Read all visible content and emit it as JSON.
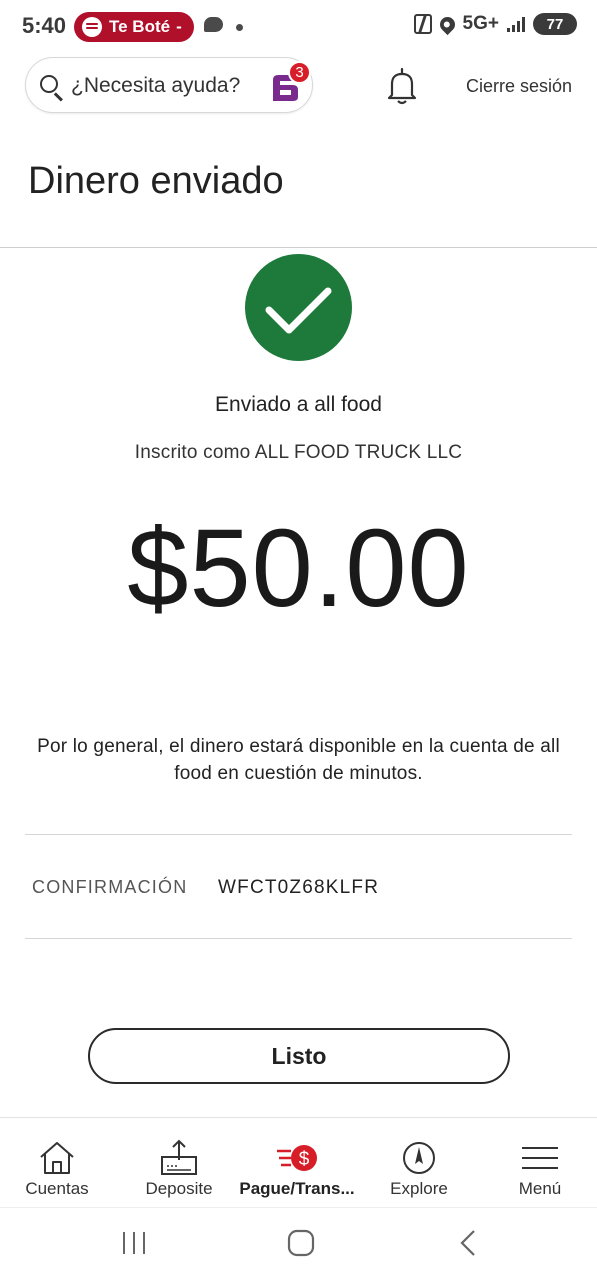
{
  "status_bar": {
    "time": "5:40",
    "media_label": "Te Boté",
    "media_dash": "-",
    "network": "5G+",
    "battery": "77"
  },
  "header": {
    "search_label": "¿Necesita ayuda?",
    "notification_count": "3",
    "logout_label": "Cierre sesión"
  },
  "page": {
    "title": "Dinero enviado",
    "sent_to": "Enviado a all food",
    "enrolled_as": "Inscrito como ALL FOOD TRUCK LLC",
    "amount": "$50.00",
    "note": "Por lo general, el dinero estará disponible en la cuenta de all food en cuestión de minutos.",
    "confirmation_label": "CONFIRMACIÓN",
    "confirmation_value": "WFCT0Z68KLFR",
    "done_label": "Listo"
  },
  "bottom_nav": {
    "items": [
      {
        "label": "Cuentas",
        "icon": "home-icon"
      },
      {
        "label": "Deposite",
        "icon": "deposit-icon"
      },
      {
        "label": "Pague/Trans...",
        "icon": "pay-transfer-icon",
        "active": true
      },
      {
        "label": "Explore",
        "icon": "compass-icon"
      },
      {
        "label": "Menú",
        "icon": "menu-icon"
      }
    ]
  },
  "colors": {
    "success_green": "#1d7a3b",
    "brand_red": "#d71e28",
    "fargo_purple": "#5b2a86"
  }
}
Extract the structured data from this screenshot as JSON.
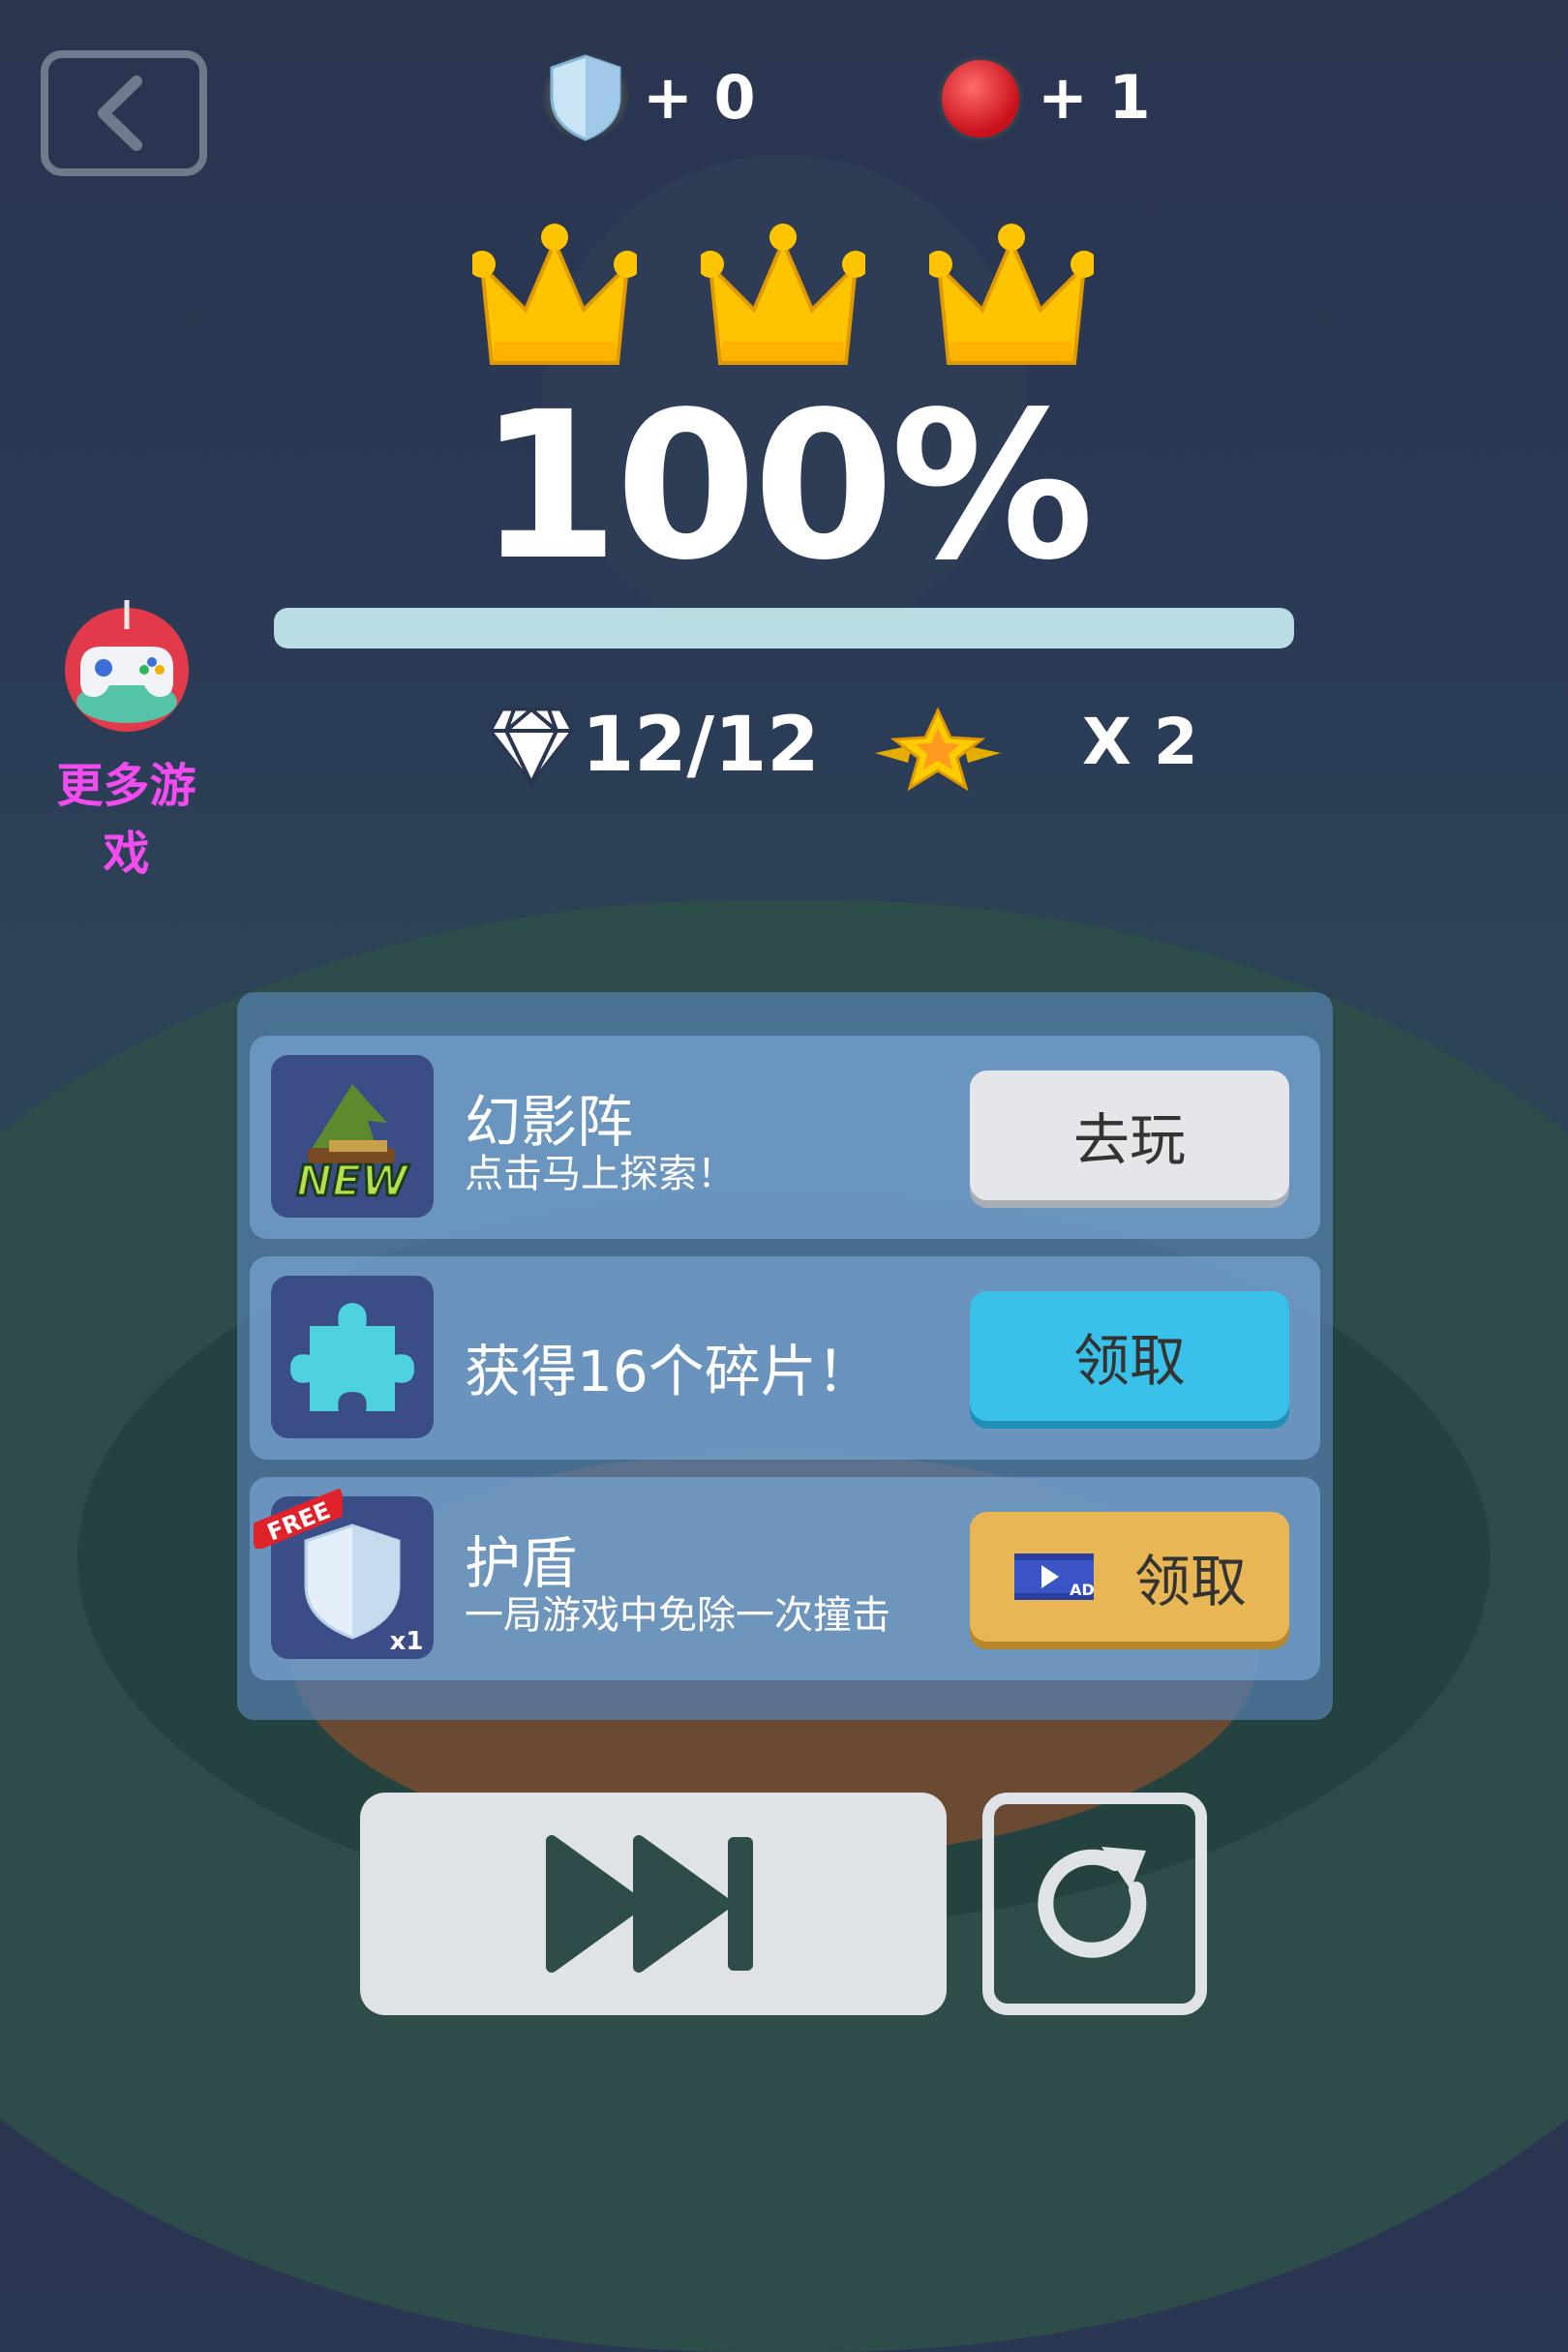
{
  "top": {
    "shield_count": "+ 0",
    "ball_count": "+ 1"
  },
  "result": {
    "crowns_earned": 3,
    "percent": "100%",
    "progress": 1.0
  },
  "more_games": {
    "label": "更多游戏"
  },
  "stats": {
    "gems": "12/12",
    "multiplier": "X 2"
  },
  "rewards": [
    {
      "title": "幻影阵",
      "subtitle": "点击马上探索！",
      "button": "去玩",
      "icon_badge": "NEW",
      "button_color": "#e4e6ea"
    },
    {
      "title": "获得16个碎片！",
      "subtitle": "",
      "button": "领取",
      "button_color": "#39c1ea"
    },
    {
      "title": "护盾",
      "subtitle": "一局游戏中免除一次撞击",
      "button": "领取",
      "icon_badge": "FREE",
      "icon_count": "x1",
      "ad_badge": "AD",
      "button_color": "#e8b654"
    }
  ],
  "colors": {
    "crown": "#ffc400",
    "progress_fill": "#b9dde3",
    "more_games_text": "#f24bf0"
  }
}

--*--

*Instructions for the task*
Report the number of lines that include the string "subtitle"; return nothing but the count.

*Result of the task*
3